▶ _REQUIRED WORK_
Search the material below for the word "text". Copy every line that has it.

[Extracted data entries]
::::::::

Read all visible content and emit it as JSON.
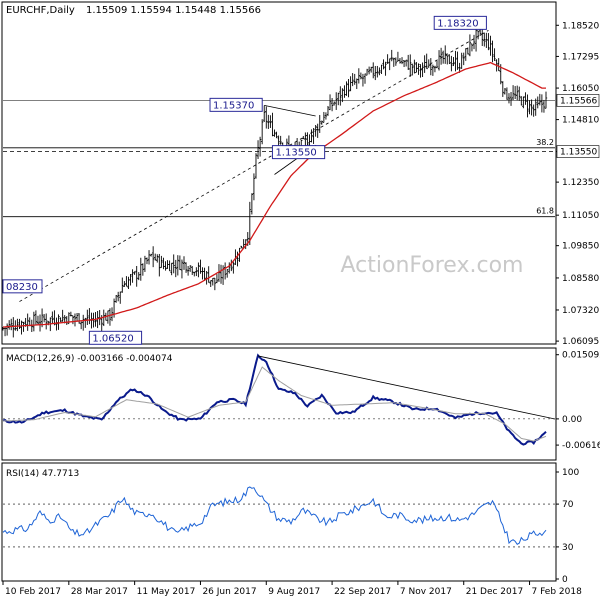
{
  "header": {
    "symbol": "EURCHF,Daily",
    "ohlc": "1.15509 1.15594 1.15448 1.15566"
  },
  "watermark": "ActionForex.com",
  "colors": {
    "candles": "#000000",
    "sma": "#d11919",
    "trend": "#000000",
    "macd": "#0a1a8c",
    "signal": "#a0a0a0",
    "rsi": "#1e64d6",
    "label_border": "#2b2b9a",
    "current_price_bg": "#ffffff"
  },
  "chart_data": [
    {
      "type": "candlestick",
      "panel": "price",
      "title": "EURCHF,Daily",
      "ylim": [
        1.0606,
        1.192
      ],
      "yticks": [
        "1.18520",
        "1.17295",
        "1.16050",
        "1.14810",
        "1.13550",
        "1.12350",
        "1.11050",
        "1.09850",
        "1.08580",
        "1.07320",
        "1.06095"
      ],
      "yticks_values": [
        1.1852,
        1.17295,
        1.1605,
        1.1481,
        1.1355,
        1.1235,
        1.1105,
        1.0985,
        1.0858,
        1.0732,
        1.06095
      ],
      "current_price": "1.15566",
      "close_path": [
        [
          0,
          1.066
        ],
        [
          10,
          1.0685
        ],
        [
          22,
          1.0695
        ],
        [
          33,
          1.0705
        ],
        [
          44,
          1.069
        ],
        [
          52,
          1.071
        ],
        [
          58,
          1.083
        ],
        [
          66,
          1.088
        ],
        [
          72,
          1.0945
        ],
        [
          78,
          1.0905
        ],
        [
          88,
          1.0915
        ],
        [
          96,
          1.0885
        ],
        [
          103,
          1.084
        ],
        [
          113,
          1.0935
        ],
        [
          119,
          1.1035
        ],
        [
          123,
          1.132
        ],
        [
          127,
          1.1495
        ],
        [
          131,
          1.144
        ],
        [
          137,
          1.138
        ],
        [
          143,
          1.136
        ],
        [
          150,
          1.142
        ],
        [
          158,
          1.152
        ],
        [
          166,
          1.16
        ],
        [
          178,
          1.166
        ],
        [
          190,
          1.172
        ],
        [
          202,
          1.168
        ],
        [
          214,
          1.172
        ],
        [
          222,
          1.17
        ],
        [
          230,
          1.181
        ],
        [
          236,
          1.178
        ],
        [
          240,
          1.17
        ],
        [
          244,
          1.158
        ],
        [
          250,
          1.157
        ],
        [
          258,
          1.152
        ],
        [
          264,
          1.1555
        ]
      ],
      "sma_path": [
        [
          0,
          1.0665
        ],
        [
          20,
          1.0675
        ],
        [
          45,
          1.0695
        ],
        [
          65,
          1.074
        ],
        [
          80,
          1.079
        ],
        [
          95,
          1.0835
        ],
        [
          110,
          1.0905
        ],
        [
          120,
          1.1005
        ],
        [
          130,
          1.114
        ],
        [
          140,
          1.126
        ],
        [
          150,
          1.134
        ],
        [
          165,
          1.1425
        ],
        [
          180,
          1.1515
        ],
        [
          195,
          1.1575
        ],
        [
          210,
          1.1625
        ],
        [
          225,
          1.168
        ],
        [
          237,
          1.1705
        ],
        [
          248,
          1.1665
        ],
        [
          262,
          1.1605
        ]
      ],
      "levels": [
        {
          "value": 1.1355,
          "label": "1.13550",
          "style": "dashed"
        },
        {
          "value": 1.137,
          "label": "38.2",
          "style": "solid"
        },
        {
          "value": 1.1099,
          "label": "61.8",
          "style": "solid"
        },
        {
          "value": 1.15566,
          "label": "",
          "style": "thin"
        }
      ],
      "annotations": [
        {
          "text": "1.18320",
          "x": 236,
          "y": 1.1832
        },
        {
          "text": "1.15370",
          "x": 127,
          "y": 1.1537
        },
        {
          "text": "1.13550",
          "x": 131,
          "y": 1.1355
        },
        {
          "text": "08230",
          "x": 0,
          "y": 1.0823
        },
        {
          "text": "1.06520",
          "x": 42,
          "y": 1.0652
        }
      ],
      "trendlines": [
        {
          "from": [
            8,
            1.0765
          ],
          "to": [
            236,
            1.1832
          ],
          "style": "dashed"
        },
        {
          "from": [
            127,
            1.1537
          ],
          "to": [
            152,
            1.1495
          ],
          "style": "solid"
        },
        {
          "from": [
            132,
            1.1265
          ],
          "to": [
            152,
            1.138
          ],
          "style": "solid"
        }
      ]
    },
    {
      "type": "line",
      "panel": "macd",
      "title": "MACD(12,26,9) -0.003166 -0.004074",
      "ylim": [
        -0.0092,
        0.0162
      ],
      "yticks": [
        "0.015092",
        "0.00",
        "-0.006163"
      ],
      "yticks_values": [
        0.015092,
        0.0,
        -0.006163
      ],
      "series": [
        {
          "role": "macd",
          "values": [
            [
              0,
              -0.0005
            ],
            [
              10,
              -0.0008
            ],
            [
              20,
              0.0015
            ],
            [
              30,
              0.002
            ],
            [
              40,
              0.0005
            ],
            [
              48,
              -0.0002
            ],
            [
              55,
              0.004
            ],
            [
              63,
              0.007
            ],
            [
              70,
              0.0055
            ],
            [
              78,
              0.002
            ],
            [
              86,
              -0.0002
            ],
            [
              96,
              0.0
            ],
            [
              104,
              0.004
            ],
            [
              112,
              0.0045
            ],
            [
              118,
              0.0035
            ],
            [
              124,
              0.0148
            ],
            [
              128,
              0.0135
            ],
            [
              134,
              0.007
            ],
            [
              142,
              0.006
            ],
            [
              148,
              0.003
            ],
            [
              155,
              0.0055
            ],
            [
              162,
              0.0015
            ],
            [
              170,
              0.0015
            ],
            [
              180,
              0.005
            ],
            [
              190,
              0.004
            ],
            [
              200,
              0.0022
            ],
            [
              210,
              0.0025
            ],
            [
              220,
              0.0002
            ],
            [
              228,
              0.0012
            ],
            [
              234,
              0.0015
            ],
            [
              240,
              0.0013
            ],
            [
              246,
              -0.003
            ],
            [
              252,
              -0.0058
            ],
            [
              258,
              -0.0055
            ],
            [
              264,
              -0.0032
            ]
          ]
        },
        {
          "role": "signal",
          "values": [
            [
              0,
              -0.0005
            ],
            [
              15,
              -0.0002
            ],
            [
              30,
              0.0015
            ],
            [
              45,
              0.0005
            ],
            [
              60,
              0.0045
            ],
            [
              75,
              0.0035
            ],
            [
              90,
              0.0004
            ],
            [
              105,
              0.0032
            ],
            [
              118,
              0.004
            ],
            [
              126,
              0.0122
            ],
            [
              134,
              0.009
            ],
            [
              145,
              0.0055
            ],
            [
              160,
              0.0032
            ],
            [
              175,
              0.0035
            ],
            [
              190,
              0.0038
            ],
            [
              205,
              0.0026
            ],
            [
              220,
              0.0012
            ],
            [
              234,
              0.0013
            ],
            [
              244,
              -0.0012
            ],
            [
              252,
              -0.0046
            ],
            [
              258,
              -0.0052
            ],
            [
              264,
              -0.0041
            ]
          ]
        }
      ],
      "trendline": {
        "from": [
          124,
          0.0148
        ],
        "to": [
          264,
          0.0002
        ]
      }
    },
    {
      "type": "line",
      "panel": "rsi",
      "title": "RSI(14) 47.7713",
      "ylim": [
        0,
        100
      ],
      "yticks": [
        "100",
        "70",
        "30",
        "0"
      ],
      "yticks_values": [
        100,
        70,
        30,
        0
      ],
      "levels": [
        70,
        30
      ],
      "x_labels": [
        "10 Feb 2017",
        "28 Mar 2017",
        "11 May 2017",
        "26 Jun 2017",
        "9 Aug 2017",
        "22 Sep 2017",
        "7 Nov 2017",
        "21 Dec 2017",
        "7 Feb 2018"
      ],
      "x_label_index": [
        0,
        32,
        64,
        96,
        128,
        160,
        192,
        224,
        256
      ],
      "values": [
        [
          0,
          44
        ],
        [
          6,
          46
        ],
        [
          12,
          47
        ],
        [
          18,
          62
        ],
        [
          22,
          55
        ],
        [
          28,
          58
        ],
        [
          34,
          43
        ],
        [
          40,
          42
        ],
        [
          46,
          52
        ],
        [
          52,
          60
        ],
        [
          58,
          76
        ],
        [
          62,
          66
        ],
        [
          66,
          60
        ],
        [
          72,
          62
        ],
        [
          78,
          52
        ],
        [
          84,
          42
        ],
        [
          90,
          48
        ],
        [
          96,
          53
        ],
        [
          102,
          69
        ],
        [
          108,
          72
        ],
        [
          114,
          74
        ],
        [
          118,
          80
        ],
        [
          121,
          88
        ],
        [
          124,
          82
        ],
        [
          128,
          70
        ],
        [
          134,
          56
        ],
        [
          140,
          54
        ],
        [
          146,
          64
        ],
        [
          152,
          57
        ],
        [
          158,
          52
        ],
        [
          164,
          60
        ],
        [
          170,
          64
        ],
        [
          176,
          70
        ],
        [
          180,
          74
        ],
        [
          186,
          58
        ],
        [
          192,
          60
        ],
        [
          198,
          56
        ],
        [
          204,
          55
        ],
        [
          210,
          57
        ],
        [
          216,
          58
        ],
        [
          222,
          55
        ],
        [
          228,
          60
        ],
        [
          234,
          68
        ],
        [
          238,
          72
        ],
        [
          242,
          55
        ],
        [
          246,
          37
        ],
        [
          250,
          33
        ],
        [
          254,
          38
        ],
        [
          258,
          42
        ],
        [
          262,
          44
        ],
        [
          264,
          48
        ]
      ]
    }
  ]
}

::::::::

▶ _RESPONSE TO THE EXERCISE_
          "text": "1.18320",
          "text": "1.15370",
          "text": "1.13550",
          "text": "08230",
          "text": "1.06520",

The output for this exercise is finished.